Recorded data:
○ ○ ○ ○ ○
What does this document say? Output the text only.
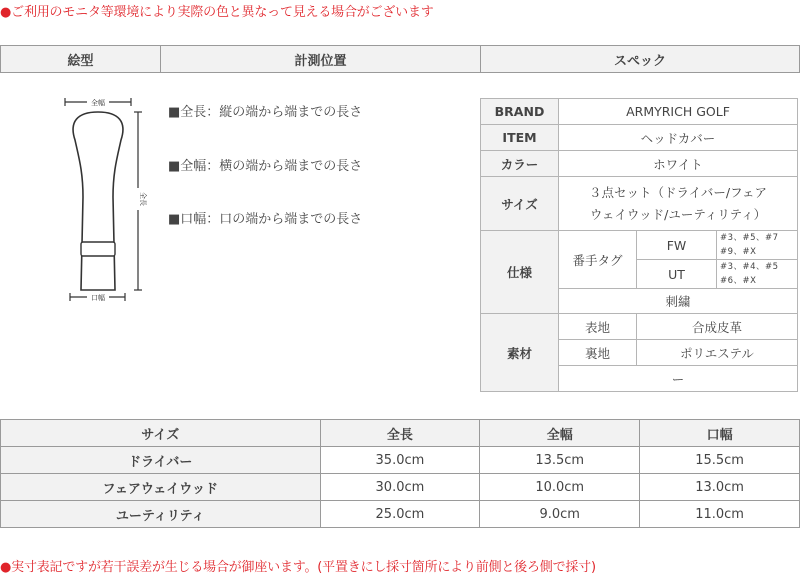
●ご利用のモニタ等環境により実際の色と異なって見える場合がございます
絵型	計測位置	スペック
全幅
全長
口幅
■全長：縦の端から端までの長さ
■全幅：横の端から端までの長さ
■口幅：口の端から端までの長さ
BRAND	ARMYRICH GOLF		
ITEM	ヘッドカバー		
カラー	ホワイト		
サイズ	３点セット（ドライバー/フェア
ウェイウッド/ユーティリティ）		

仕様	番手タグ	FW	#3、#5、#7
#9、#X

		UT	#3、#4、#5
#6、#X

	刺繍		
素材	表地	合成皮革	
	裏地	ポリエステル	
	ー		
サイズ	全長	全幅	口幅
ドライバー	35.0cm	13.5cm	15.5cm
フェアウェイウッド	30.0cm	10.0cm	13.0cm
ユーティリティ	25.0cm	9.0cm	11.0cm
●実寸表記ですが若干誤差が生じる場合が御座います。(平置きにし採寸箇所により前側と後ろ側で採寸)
○ ○ ○ ○ ○
WHAT YOU NEED TO DO: Omit any images, then output the listing exactly.

RESPONSE FOR THIS EXERCISE:
What does this document say? Output the text only.
●ご利用のモニタ等環境により実際の色と異なって見える場合がございます
絵型	計測位置	スペック
全幅
全長
口幅
■全長：縦の端から端までの長さ
■全幅：横の端から端までの長さ
■口幅：口の端から端までの長さ
BRAND	ARMYRICH GOLF		
ITEM	ヘッドカバー		
カラー	ホワイト		
サイズ	３点セット（ドライバー/フェア
ウェイウッド/ユーティリティ）		

仕様	番手タグ	FW	#3、#5、#7
#9、#X

		UT	#3、#4、#5
#6、#X

	刺繍		
素材	表地	合成皮革	
	裏地	ポリエステル	
	ー		
サイズ	全長	全幅	口幅
ドライバー	35.0cm	13.5cm	15.5cm
フェアウェイウッド	30.0cm	10.0cm	13.0cm
ユーティリティ	25.0cm	9.0cm	11.0cm
●実寸表記ですが若干誤差が生じる場合が御座います。(平置きにし採寸箇所により前側と後ろ側で採寸)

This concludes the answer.